Goal
Copy every line that holds "kontrolka".

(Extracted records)
'''

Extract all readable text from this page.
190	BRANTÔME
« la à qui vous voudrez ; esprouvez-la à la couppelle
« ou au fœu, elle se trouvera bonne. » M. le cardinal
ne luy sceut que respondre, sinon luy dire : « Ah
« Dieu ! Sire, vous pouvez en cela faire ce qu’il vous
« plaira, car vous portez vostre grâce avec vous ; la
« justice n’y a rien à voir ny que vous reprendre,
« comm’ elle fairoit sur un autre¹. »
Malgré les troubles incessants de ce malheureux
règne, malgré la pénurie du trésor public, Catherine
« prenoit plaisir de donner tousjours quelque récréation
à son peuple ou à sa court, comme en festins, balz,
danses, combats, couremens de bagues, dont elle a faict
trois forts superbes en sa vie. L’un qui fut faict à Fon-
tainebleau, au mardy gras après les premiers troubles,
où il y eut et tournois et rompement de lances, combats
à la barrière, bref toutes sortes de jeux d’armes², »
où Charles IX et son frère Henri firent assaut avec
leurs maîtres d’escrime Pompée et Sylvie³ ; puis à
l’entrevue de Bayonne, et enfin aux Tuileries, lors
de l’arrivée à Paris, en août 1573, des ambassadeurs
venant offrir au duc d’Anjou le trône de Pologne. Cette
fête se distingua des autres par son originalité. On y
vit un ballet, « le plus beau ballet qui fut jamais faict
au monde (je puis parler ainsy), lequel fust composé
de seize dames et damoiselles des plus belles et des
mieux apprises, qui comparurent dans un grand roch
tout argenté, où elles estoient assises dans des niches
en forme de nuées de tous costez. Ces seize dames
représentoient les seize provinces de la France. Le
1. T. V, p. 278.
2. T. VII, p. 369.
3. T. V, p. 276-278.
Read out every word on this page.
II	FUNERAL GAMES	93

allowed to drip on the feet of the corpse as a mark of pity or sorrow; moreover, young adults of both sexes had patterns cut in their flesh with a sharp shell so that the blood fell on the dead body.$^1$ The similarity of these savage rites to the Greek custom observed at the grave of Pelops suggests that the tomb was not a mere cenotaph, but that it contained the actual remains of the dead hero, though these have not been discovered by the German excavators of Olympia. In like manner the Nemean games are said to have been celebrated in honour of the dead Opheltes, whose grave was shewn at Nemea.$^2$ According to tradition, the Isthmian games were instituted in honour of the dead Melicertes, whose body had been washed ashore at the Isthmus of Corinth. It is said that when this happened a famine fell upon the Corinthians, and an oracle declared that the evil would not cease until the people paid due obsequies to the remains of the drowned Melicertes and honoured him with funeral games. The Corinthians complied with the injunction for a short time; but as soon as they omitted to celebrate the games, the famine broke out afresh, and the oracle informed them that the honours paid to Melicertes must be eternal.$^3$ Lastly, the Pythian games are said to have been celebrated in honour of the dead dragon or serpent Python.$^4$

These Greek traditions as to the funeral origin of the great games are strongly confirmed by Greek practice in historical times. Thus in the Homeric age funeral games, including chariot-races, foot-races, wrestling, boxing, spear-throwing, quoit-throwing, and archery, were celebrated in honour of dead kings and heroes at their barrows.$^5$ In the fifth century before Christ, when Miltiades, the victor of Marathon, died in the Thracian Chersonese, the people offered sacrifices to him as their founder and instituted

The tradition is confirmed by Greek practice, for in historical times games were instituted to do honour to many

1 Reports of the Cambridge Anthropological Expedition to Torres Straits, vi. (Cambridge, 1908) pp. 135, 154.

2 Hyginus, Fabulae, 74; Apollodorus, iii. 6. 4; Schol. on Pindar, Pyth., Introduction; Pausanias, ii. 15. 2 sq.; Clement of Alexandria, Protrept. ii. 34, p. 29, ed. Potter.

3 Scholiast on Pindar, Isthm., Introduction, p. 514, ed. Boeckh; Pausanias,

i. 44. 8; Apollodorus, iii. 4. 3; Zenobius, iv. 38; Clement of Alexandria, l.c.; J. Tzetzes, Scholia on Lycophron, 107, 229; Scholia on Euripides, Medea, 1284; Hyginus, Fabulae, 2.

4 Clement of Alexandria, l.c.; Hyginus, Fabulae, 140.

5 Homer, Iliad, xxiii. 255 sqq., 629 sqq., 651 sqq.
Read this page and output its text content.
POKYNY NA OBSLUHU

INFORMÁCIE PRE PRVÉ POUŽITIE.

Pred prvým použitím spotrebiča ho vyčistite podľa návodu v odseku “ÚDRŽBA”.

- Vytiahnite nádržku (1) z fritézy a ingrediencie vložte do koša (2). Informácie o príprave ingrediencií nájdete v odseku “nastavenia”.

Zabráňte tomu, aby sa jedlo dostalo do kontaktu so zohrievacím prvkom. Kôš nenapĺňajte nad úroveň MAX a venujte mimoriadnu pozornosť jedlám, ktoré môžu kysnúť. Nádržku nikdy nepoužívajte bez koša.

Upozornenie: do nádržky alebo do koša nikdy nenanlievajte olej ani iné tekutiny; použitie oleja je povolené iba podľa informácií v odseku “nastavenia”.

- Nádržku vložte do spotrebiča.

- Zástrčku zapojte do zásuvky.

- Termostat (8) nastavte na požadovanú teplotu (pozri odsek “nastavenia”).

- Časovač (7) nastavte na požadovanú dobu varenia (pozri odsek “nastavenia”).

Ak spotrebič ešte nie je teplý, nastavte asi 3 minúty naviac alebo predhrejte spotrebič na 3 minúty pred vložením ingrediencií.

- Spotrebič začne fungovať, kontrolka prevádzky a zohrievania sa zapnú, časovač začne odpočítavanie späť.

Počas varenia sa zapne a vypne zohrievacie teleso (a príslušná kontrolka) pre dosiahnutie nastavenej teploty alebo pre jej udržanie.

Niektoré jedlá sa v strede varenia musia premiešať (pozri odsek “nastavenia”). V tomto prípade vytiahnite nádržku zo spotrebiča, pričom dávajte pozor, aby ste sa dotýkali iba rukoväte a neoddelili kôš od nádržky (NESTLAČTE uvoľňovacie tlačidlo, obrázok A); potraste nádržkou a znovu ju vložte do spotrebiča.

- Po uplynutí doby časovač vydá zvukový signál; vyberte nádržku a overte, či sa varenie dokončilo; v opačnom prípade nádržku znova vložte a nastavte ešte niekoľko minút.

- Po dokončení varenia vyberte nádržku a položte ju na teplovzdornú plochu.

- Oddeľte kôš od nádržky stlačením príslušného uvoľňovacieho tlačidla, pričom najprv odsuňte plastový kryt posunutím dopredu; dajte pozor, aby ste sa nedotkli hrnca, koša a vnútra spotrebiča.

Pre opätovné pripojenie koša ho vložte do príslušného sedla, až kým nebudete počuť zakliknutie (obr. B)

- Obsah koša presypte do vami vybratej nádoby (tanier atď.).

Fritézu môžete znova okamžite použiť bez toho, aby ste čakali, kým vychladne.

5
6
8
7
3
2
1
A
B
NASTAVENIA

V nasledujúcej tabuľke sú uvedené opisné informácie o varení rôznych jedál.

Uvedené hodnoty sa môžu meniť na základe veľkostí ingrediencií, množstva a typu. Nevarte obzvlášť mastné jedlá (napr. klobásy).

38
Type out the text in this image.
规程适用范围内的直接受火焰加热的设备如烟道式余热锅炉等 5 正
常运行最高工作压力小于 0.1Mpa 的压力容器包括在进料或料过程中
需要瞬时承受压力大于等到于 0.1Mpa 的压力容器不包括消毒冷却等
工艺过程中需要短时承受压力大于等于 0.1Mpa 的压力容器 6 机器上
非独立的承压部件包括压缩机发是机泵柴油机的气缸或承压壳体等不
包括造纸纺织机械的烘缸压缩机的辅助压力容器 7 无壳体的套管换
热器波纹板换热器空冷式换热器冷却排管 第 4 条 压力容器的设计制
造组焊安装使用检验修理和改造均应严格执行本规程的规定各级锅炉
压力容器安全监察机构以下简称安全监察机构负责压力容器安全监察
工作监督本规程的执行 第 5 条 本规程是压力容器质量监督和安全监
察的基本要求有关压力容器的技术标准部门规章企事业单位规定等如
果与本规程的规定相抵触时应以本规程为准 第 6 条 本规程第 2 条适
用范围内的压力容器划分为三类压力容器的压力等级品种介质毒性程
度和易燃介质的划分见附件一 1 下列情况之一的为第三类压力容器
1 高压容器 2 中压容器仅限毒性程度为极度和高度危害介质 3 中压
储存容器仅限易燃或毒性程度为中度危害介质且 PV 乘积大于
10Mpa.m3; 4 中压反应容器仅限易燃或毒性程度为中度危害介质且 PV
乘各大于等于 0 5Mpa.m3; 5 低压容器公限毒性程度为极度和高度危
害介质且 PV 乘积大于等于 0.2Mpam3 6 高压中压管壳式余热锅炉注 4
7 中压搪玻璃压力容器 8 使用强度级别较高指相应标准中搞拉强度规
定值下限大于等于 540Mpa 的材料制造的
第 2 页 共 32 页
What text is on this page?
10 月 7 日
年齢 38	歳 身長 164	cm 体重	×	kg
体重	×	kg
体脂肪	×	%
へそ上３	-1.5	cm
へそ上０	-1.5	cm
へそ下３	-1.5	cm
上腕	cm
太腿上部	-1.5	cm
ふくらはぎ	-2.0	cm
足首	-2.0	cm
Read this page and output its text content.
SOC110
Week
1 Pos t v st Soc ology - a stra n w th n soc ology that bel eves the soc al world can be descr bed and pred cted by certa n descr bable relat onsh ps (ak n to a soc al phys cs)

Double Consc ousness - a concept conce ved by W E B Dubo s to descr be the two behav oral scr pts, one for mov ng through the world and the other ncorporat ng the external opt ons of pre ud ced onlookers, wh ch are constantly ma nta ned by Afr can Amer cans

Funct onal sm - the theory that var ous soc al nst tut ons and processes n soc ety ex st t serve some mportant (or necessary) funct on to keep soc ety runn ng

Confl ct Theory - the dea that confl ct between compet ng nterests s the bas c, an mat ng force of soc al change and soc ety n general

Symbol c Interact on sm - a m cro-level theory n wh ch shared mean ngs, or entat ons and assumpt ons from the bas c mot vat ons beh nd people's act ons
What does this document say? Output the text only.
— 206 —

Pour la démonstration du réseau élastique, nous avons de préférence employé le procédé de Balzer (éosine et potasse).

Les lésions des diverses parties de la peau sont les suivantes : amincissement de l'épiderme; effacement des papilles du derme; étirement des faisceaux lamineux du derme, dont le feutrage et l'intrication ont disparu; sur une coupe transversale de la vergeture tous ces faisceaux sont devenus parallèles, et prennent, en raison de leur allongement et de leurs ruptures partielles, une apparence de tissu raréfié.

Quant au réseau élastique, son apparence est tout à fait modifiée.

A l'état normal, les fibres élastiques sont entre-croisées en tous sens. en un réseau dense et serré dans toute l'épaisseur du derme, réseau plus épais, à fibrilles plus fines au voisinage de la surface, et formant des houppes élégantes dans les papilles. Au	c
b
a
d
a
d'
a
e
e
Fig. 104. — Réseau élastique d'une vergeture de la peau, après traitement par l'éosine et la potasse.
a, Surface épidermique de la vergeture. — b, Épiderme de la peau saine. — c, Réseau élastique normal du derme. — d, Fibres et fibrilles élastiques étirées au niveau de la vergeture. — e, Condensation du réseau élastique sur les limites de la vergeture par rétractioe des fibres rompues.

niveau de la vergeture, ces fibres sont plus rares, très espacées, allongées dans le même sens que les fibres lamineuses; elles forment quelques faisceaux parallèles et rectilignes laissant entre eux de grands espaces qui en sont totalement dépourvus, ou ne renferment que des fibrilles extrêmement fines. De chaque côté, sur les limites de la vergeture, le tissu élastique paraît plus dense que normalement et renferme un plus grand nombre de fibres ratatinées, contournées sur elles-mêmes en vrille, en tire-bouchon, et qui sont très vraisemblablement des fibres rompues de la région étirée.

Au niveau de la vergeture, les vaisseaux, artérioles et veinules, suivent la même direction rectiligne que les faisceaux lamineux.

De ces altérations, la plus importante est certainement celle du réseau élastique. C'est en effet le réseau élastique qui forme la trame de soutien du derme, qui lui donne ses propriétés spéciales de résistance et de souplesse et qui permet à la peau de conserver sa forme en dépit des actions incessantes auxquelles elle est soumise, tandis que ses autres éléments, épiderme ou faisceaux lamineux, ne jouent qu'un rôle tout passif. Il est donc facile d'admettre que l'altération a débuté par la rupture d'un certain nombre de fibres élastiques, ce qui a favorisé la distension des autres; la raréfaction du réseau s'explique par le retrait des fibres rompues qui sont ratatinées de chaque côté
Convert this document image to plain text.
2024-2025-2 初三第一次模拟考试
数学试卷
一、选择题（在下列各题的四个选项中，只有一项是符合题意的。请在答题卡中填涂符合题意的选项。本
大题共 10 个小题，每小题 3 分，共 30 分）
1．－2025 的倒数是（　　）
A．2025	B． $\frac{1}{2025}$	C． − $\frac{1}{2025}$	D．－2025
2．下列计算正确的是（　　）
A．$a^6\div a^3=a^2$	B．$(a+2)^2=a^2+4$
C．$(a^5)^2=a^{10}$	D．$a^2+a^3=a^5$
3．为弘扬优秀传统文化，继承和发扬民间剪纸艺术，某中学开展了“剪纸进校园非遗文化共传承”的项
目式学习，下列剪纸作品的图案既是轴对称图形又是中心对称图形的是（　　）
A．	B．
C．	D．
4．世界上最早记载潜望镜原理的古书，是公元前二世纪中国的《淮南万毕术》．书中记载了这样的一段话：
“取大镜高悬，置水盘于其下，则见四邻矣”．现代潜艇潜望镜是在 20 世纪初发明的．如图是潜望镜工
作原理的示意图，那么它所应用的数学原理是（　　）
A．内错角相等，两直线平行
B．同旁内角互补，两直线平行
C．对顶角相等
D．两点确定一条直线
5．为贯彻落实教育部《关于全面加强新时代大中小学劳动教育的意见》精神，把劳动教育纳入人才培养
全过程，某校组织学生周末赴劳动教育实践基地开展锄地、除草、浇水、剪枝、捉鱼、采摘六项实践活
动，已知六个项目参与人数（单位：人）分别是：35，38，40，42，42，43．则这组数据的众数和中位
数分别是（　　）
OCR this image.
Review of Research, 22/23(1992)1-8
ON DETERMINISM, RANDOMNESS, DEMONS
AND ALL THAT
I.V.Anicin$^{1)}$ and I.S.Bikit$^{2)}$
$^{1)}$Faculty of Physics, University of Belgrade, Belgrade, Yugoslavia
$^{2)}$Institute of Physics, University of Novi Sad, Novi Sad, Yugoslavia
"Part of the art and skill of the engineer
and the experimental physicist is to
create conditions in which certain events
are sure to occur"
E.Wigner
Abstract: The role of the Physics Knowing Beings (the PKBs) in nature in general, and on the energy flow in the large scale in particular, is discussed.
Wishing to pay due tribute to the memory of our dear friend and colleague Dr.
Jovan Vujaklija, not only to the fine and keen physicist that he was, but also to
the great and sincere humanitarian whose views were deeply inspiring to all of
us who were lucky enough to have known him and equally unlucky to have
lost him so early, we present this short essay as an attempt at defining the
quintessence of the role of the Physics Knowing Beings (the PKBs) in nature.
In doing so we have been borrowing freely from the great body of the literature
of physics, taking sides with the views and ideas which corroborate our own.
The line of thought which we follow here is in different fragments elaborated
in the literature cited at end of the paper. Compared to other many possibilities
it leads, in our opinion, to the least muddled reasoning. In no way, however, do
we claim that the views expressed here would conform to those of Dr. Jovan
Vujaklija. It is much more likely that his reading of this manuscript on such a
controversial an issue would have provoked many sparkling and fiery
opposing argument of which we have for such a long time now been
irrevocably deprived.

'''

Answer for this exercise
- Spotrebič začne fungovať, kontrolka prevádzky a zohrievania sa zapnú, časovač začne odpočítavanie späť.
Počas varenia sa zapne a vypne zohrievacie teleso (a príslušná kontrolka) pre dosiahnutie nastavenej teploty alebo pre jej udržanie.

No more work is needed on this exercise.